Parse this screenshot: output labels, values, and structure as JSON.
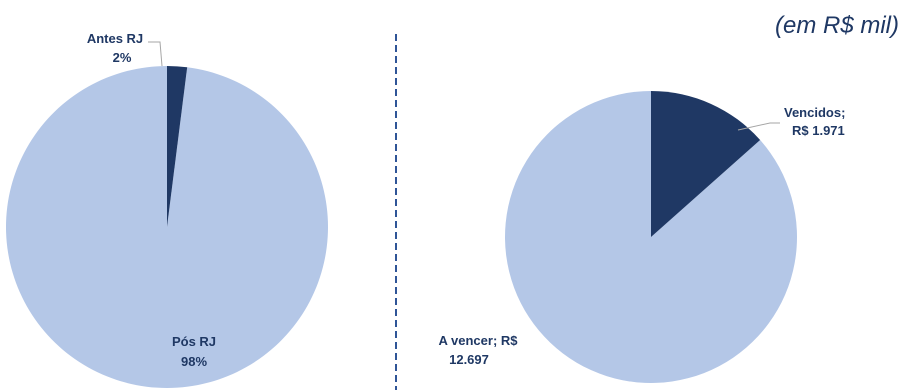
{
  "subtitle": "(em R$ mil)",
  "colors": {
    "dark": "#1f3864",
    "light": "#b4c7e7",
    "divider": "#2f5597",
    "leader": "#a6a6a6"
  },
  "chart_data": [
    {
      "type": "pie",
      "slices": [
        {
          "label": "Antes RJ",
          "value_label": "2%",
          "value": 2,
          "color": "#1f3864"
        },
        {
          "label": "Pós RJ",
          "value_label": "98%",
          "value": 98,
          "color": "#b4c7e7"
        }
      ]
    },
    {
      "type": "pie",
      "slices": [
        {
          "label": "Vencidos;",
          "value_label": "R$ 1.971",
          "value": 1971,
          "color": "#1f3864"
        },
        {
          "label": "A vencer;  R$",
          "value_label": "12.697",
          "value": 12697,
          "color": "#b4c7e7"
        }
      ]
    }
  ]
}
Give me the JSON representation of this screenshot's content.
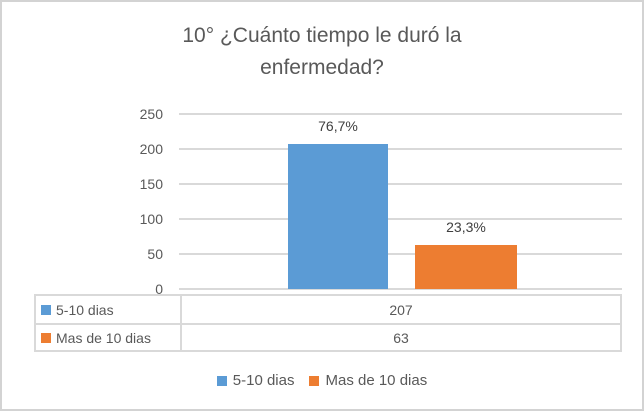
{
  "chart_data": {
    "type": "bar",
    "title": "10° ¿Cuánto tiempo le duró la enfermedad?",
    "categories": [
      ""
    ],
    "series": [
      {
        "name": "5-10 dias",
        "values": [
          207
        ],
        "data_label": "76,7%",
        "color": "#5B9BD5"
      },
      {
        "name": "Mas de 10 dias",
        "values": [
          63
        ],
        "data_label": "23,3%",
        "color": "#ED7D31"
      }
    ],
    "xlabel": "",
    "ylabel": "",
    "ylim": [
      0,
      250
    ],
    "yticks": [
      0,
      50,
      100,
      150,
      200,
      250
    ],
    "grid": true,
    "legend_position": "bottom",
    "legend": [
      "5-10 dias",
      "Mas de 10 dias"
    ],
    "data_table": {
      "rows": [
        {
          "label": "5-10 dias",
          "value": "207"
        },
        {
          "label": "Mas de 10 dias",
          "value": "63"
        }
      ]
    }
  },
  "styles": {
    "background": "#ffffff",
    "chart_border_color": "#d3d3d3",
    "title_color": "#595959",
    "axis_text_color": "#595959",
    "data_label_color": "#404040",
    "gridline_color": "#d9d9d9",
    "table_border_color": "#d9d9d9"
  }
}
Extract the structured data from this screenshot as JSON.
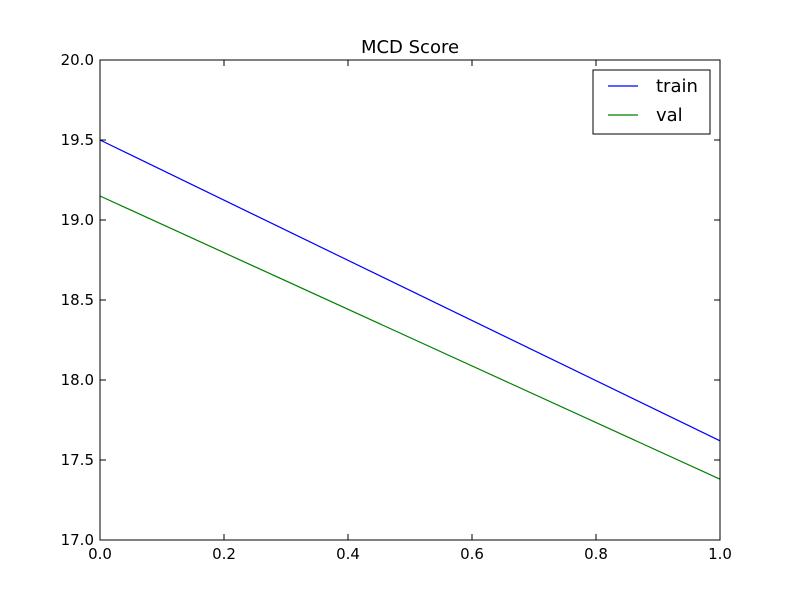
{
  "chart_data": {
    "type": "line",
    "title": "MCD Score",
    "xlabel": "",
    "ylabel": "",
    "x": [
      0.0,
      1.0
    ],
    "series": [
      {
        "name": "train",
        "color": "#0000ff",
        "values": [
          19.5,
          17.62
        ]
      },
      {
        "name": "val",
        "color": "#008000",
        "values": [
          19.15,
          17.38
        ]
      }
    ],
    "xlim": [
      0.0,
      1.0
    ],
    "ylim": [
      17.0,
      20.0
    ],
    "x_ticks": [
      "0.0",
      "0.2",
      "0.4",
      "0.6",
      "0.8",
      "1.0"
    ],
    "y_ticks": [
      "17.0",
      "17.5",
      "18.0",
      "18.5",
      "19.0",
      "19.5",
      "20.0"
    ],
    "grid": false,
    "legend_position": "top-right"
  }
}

» **Task prompt**: Find the line with "Extract the structured" in the listing and extract it and all lines after it through the end, exactly, without the pictures.

» **Correct result**:
Extract the structured data from this screenshot as JSON.
{
  "chart_data": {
    "type": "line",
    "title": "MCD Score",
    "xlabel": "",
    "ylabel": "",
    "x": [
      0.0,
      1.0
    ],
    "series": [
      {
        "name": "train",
        "color": "#0000ff",
        "values": [
          19.5,
          17.62
        ]
      },
      {
        "name": "val",
        "color": "#008000",
        "values": [
          19.15,
          17.38
        ]
      }
    ],
    "xlim": [
      0.0,
      1.0
    ],
    "ylim": [
      17.0,
      20.0
    ],
    "x_ticks": [
      "0.0",
      "0.2",
      "0.4",
      "0.6",
      "0.8",
      "1.0"
    ],
    "y_ticks": [
      "17.0",
      "17.5",
      "18.0",
      "18.5",
      "19.0",
      "19.5",
      "20.0"
    ],
    "grid": false,
    "legend_position": "top-right"
  }
}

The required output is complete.